**Goal**
Reply with one number: how many lines contain the word "FNPRM".

[Source records]
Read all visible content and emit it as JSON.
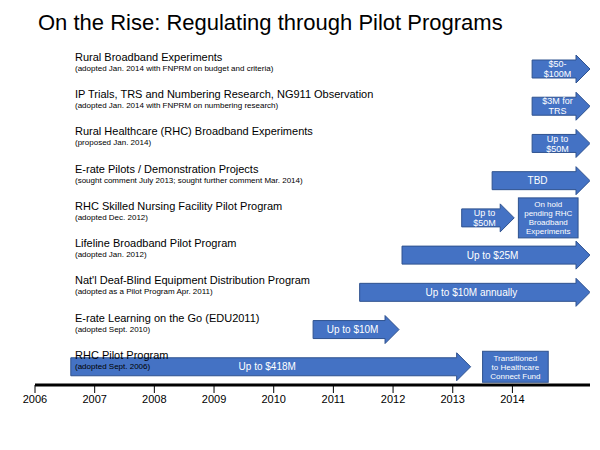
{
  "chart_data": {
    "type": "timeline",
    "title": "On the Rise: Regulating through Pilot Programs",
    "orientation": "horizontal",
    "color": "#4472c4",
    "xlim": [
      2006,
      2015.3
    ],
    "xticks": [
      2006,
      2007,
      2008,
      2009,
      2010,
      2011,
      2012,
      2013,
      2014
    ],
    "programs": [
      {
        "name": "Rural Broadband Experiments",
        "note": "(adopted Jan. 2014 with FNPRM on budget and criteria)",
        "start": 2014.33,
        "end": 2015.3,
        "label": "$50-$100M",
        "next": null
      },
      {
        "name": "IP Trials, TRS and Numbering Research, NG911 Observation",
        "note": "(adopted Jan. 2014 with FNPRM on numbering research)",
        "start": 2014.33,
        "end": 2015.3,
        "label": "$3M for TRS",
        "next": null
      },
      {
        "name": "Rural Healthcare (RHC) Broadband Experiments",
        "note": "(proposed Jan. 2014)",
        "start": 2014.33,
        "end": 2015.3,
        "label": "Up to $50M",
        "next": null
      },
      {
        "name": "E-rate Pilots / Demonstration Projects",
        "note": "(sought comment July 2013; sought further comment Mar. 2014)",
        "start": 2013.66,
        "end": 2015.3,
        "label": "TBD",
        "next": null
      },
      {
        "name": "RHC Skilled Nursing Facility Pilot Program",
        "note": "(adopted Dec. 2012)",
        "start": 2013.15,
        "end": 2014.03,
        "label": "Up to $50M",
        "next": {
          "start": 2014.1,
          "end": 2015.1,
          "label": "On hold pending RHC Broadband Experiments"
        }
      },
      {
        "name": "Lifeline Broadband Pilot Program",
        "note": "(adopted Jan. 2012)",
        "start": 2012.15,
        "end": 2015.3,
        "label": "Up to $25M",
        "next": null
      },
      {
        "name": "Nat'l Deaf-Blind Equipment Distribution Program",
        "note": "(adopted as a Pilot Program Apr. 2011)",
        "start": 2011.44,
        "end": 2015.3,
        "label": "Up to $10M annually",
        "next": null
      },
      {
        "name": "E-rate Learning on the Go (EDU2011)",
        "note": "(adopted Sept. 2010)",
        "start": 2010.66,
        "end": 2012.1,
        "label": "Up to $10M",
        "next": null
      },
      {
        "name": "RHC Pilot Program",
        "note": "(adopted Sept. 2006)",
        "start": 2006.6,
        "end": 2013.3,
        "label": "Up to $418M",
        "next": {
          "start": 2013.5,
          "end": 2014.6,
          "label": "Transitioned to Healthcare Connect Fund"
        }
      }
    ]
  }
}
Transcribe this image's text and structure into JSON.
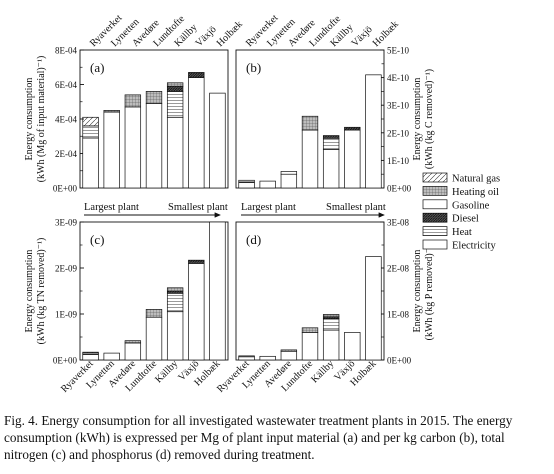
{
  "chart_data": [
    {
      "type": "bar",
      "stacked": true,
      "panel_label": "(a)",
      "categories": [
        "Ryaverket",
        "Lynetten",
        "Avedøre",
        "Lundtofte",
        "Källby",
        "Växjö",
        "Holbæk"
      ],
      "ylabel": "Energy consumption (kWh (Mg of input material)⁻¹)",
      "yticks": [
        "0E+00",
        "2E-04",
        "4E-04",
        "6E-04",
        "8E-04"
      ],
      "ylim": [
        0,
        0.0008
      ],
      "axis_side": "left",
      "series": [
        {
          "name": "Electricity",
          "values": [
            0.00029,
            0.00044,
            0.00047,
            0.00049,
            0.00041,
            0.00064,
            0.00055
          ]
        },
        {
          "name": "Heat",
          "values": [
            7e-05,
            0.0,
            0.0,
            0.0,
            0.00015,
            0.0,
            0.0
          ]
        },
        {
          "name": "Diesel",
          "values": [
            0.0,
            0.0,
            0.0,
            0.0,
            3e-05,
            3e-05,
            0.0
          ]
        },
        {
          "name": "Gasoline",
          "values": [
            0.0,
            0.0,
            0.0,
            0.0,
            0.0,
            0.0,
            0.0
          ]
        },
        {
          "name": "Heating oil",
          "values": [
            0.0,
            1e-05,
            7e-05,
            7e-05,
            2e-05,
            0.0,
            0.0
          ]
        },
        {
          "name": "Natural gas",
          "values": [
            5e-05,
            0.0,
            0.0,
            0.0,
            0.0,
            0.0,
            0.0
          ]
        }
      ]
    },
    {
      "type": "bar",
      "stacked": true,
      "panel_label": "(b)",
      "categories": [
        "Ryaverket",
        "Lynetten",
        "Avedøre",
        "Lundtofte",
        "Källby",
        "Växjö",
        "Holbæk"
      ],
      "ylabel": "Energy consumption (kWh (kg C removed)⁻¹)",
      "yticks": [
        "0E+00",
        "1E-10",
        "2E-10",
        "3E-10",
        "4E-10",
        "5E-10"
      ],
      "ylim": [
        0,
        5e-10
      ],
      "axis_side": "right",
      "series": [
        {
          "name": "Electricity",
          "values": [
            2e-11,
            2.5e-11,
            5e-11,
            2.1e-10,
            1.4e-10,
            2.1e-10,
            4.1e-10
          ]
        },
        {
          "name": "Heat",
          "values": [
            8e-12,
            0.0,
            0.0,
            0.0,
            4e-11,
            0.0,
            0.0
          ]
        },
        {
          "name": "Diesel",
          "values": [
            0.0,
            0.0,
            0.0,
            0.0,
            1e-11,
            1e-11,
            0.0
          ]
        },
        {
          "name": "Gasoline",
          "values": [
            0.0,
            0.0,
            1e-11,
            0.0,
            0.0,
            0.0,
            0.0
          ]
        },
        {
          "name": "Heating oil",
          "values": [
            0.0,
            0.0,
            0.0,
            5e-11,
            0.0,
            0.0,
            0.0
          ]
        },
        {
          "name": "Natural gas",
          "values": [
            0.0,
            0.0,
            0.0,
            0.0,
            0.0,
            0.0,
            0.0
          ]
        }
      ]
    },
    {
      "type": "bar",
      "stacked": true,
      "panel_label": "(c)",
      "categories": [
        "Ryaverket",
        "Lynetten",
        "Avedøre",
        "Lundtofte",
        "Källby",
        "Växjö",
        "Holbæk"
      ],
      "ylabel": "Energy consumption (kWh (kg TN removed)⁻¹)",
      "yticks": [
        "0E+00",
        "1E-09",
        "2E-09",
        "3E-09"
      ],
      "ylim": [
        0,
        3e-09
      ],
      "axis_side": "left",
      "series": [
        {
          "name": "Electricity",
          "values": [
            1.2e-10,
            1.5e-10,
            3.7e-10,
            9.3e-10,
            1.05e-09,
            2.1e-09,
            3e-09
          ]
        },
        {
          "name": "Heat",
          "values": [
            3e-11,
            0.0,
            0.0,
            0.0,
            4e-10,
            0.0,
            0.0
          ]
        },
        {
          "name": "Diesel",
          "values": [
            0.0,
            0.0,
            0.0,
            0.0,
            5e-11,
            7e-11,
            0.0
          ]
        },
        {
          "name": "Gasoline",
          "values": [
            0.0,
            0.0,
            0.0,
            0.0,
            0.0,
            0.0,
            0.0
          ]
        },
        {
          "name": "Heating oil",
          "values": [
            0.0,
            0.0,
            5e-11,
            1.7e-10,
            7e-11,
            0.0,
            0.0
          ]
        },
        {
          "name": "Natural gas",
          "values": [
            2e-11,
            0.0,
            0.0,
            0.0,
            0.0,
            0.0,
            0.0
          ]
        }
      ]
    },
    {
      "type": "bar",
      "stacked": true,
      "panel_label": "(d)",
      "categories": [
        "Ryaverket",
        "Lynetten",
        "Avedøre",
        "Lundtofte",
        "Källby",
        "Växjö",
        "Holbæk"
      ],
      "ylabel": "Energy consumption (kWh (kg P removed)⁻¹)",
      "yticks": [
        "0E+00",
        "1E-08",
        "2E-08",
        "3E-08"
      ],
      "ylim": [
        0,
        3e-08
      ],
      "axis_side": "right",
      "series": [
        {
          "name": "Electricity",
          "values": [
            7e-10,
            8e-10,
            1.9e-09,
            6e-09,
            6.5e-09,
            6e-09,
            2.25e-08
          ]
        },
        {
          "name": "Heat",
          "values": [
            2e-10,
            0.0,
            0.0,
            0.0,
            2.5e-09,
            0.0,
            0.0
          ]
        },
        {
          "name": "Diesel",
          "values": [
            0.0,
            0.0,
            0.0,
            0.0,
            4e-10,
            0.0,
            0.0
          ]
        },
        {
          "name": "Gasoline",
          "values": [
            0.0,
            0.0,
            0.0,
            0.0,
            0.0,
            0.0,
            0.0
          ]
        },
        {
          "name": "Heating oil",
          "values": [
            0.0,
            0.0,
            3e-10,
            1e-09,
            5e-10,
            0.0,
            0.0
          ]
        },
        {
          "name": "Natural gas",
          "values": [
            0.0,
            0.0,
            0.0,
            0.0,
            0.0,
            0.0,
            0.0
          ]
        }
      ]
    }
  ],
  "legend": {
    "placement": "right",
    "items": [
      {
        "name": "Natural gas",
        "pattern": "diagonal"
      },
      {
        "name": "Heating oil",
        "pattern": "grid"
      },
      {
        "name": "Gasoline",
        "pattern": "none"
      },
      {
        "name": "Diesel",
        "pattern": "dense-diagonal"
      },
      {
        "name": "Heat",
        "pattern": "horizontal"
      },
      {
        "name": "Electricity",
        "pattern": "none"
      }
    ]
  },
  "annotations": {
    "largest_plant": "Largest plant",
    "smallest_plant": "Smallest plant"
  },
  "caption": "Fig. 4. Energy consumption for all investigated wastewater treatment plants in 2015. The energy consumption (kWh) is expressed per Mg of plant input material (a) and per kg carbon (b), total nitrogen (c) and phosphorus (d) removed during treatment."
}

**Result**
2